Scan the listing and work out how many lines contain the word "avant". Nothing but the number should be given.

--- start TASK DATA ---

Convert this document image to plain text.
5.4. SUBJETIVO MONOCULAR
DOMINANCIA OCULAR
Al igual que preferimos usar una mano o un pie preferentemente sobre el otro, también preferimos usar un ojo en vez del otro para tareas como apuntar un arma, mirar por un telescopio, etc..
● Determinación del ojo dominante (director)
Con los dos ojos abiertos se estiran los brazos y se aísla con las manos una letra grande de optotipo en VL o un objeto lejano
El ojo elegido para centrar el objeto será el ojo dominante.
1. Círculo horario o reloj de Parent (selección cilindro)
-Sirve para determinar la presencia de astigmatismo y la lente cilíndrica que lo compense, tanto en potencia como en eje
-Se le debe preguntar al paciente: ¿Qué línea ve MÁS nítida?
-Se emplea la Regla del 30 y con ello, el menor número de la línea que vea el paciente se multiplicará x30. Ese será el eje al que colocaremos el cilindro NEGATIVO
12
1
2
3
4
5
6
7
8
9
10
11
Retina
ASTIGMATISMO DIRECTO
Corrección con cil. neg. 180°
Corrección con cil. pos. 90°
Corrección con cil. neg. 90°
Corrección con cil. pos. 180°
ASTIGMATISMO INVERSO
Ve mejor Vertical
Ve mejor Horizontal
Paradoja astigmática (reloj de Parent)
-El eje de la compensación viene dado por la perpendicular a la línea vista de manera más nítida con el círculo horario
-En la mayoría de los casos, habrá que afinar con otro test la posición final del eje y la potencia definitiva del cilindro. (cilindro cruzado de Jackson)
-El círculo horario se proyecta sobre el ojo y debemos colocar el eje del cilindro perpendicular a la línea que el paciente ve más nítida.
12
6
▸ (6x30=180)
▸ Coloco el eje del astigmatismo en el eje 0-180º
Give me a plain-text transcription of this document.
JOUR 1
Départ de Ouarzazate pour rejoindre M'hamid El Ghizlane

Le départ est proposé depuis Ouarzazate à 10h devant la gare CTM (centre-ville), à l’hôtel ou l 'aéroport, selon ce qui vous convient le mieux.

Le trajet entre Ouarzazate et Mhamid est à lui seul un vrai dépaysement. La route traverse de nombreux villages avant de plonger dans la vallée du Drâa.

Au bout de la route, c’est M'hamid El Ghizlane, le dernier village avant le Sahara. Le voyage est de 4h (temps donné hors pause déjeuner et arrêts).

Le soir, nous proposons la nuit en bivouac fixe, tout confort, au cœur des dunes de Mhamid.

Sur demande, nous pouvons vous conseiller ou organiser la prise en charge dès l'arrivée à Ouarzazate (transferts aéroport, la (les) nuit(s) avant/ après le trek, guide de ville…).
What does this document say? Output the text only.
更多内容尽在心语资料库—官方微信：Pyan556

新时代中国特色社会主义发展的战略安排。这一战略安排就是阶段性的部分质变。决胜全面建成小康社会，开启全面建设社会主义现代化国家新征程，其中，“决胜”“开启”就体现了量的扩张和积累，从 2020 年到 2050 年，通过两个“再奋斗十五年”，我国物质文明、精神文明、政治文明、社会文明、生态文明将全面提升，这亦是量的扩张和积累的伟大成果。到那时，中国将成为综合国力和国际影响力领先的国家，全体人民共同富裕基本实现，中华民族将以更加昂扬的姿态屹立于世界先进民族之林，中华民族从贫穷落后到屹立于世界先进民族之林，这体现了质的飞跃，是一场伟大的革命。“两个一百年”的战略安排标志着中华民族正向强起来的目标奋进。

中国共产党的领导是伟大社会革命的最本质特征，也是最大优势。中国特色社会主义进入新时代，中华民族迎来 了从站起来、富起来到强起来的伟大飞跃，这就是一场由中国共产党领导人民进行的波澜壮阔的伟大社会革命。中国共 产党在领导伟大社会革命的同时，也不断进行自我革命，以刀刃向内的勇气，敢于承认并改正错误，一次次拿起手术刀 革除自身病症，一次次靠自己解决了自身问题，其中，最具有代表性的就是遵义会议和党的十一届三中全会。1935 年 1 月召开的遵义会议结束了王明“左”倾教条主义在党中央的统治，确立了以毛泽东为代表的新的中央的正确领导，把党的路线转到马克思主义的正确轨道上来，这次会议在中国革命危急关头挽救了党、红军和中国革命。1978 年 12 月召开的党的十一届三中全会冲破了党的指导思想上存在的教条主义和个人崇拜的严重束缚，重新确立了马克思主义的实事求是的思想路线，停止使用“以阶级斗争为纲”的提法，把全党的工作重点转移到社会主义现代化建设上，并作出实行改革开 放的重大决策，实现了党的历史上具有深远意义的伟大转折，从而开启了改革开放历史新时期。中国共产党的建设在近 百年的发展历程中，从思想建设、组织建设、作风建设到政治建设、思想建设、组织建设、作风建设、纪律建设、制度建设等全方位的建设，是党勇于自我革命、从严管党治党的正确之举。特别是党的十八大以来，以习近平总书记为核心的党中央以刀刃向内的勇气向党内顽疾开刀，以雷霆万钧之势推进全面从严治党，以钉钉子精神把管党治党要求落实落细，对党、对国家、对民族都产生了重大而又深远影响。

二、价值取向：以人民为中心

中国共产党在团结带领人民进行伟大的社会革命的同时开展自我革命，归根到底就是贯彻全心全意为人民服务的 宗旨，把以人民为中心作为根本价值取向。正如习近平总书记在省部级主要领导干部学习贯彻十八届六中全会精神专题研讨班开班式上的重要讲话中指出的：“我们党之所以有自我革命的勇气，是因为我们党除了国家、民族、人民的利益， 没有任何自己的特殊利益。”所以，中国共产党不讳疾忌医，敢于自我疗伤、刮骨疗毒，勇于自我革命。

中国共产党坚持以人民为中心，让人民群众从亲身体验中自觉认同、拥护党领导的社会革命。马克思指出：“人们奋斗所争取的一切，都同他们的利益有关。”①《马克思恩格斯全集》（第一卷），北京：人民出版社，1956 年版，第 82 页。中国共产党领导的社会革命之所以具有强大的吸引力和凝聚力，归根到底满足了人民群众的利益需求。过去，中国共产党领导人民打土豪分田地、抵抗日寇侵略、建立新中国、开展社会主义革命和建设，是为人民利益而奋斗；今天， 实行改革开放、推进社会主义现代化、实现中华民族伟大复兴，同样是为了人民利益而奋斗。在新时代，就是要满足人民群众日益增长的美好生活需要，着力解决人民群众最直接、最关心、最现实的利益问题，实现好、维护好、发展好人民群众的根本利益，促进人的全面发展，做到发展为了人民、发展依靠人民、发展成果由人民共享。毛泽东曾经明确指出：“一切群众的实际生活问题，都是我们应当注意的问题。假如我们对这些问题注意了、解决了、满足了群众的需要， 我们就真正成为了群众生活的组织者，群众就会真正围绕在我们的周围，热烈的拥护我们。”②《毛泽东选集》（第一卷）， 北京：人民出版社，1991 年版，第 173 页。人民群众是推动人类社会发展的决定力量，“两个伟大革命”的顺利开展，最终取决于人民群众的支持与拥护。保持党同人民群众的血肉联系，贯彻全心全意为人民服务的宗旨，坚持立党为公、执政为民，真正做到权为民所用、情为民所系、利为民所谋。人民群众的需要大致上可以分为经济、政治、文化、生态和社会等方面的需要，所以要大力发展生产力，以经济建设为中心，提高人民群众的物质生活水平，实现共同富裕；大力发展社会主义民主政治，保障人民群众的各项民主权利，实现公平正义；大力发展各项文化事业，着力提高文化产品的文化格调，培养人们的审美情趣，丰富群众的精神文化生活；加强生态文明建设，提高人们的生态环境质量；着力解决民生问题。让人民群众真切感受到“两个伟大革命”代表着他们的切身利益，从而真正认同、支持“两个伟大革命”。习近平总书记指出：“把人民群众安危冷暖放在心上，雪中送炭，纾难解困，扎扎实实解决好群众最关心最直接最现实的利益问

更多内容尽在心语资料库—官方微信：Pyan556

--- end TASK DATA ---

_ANSWER IN FULL_:
3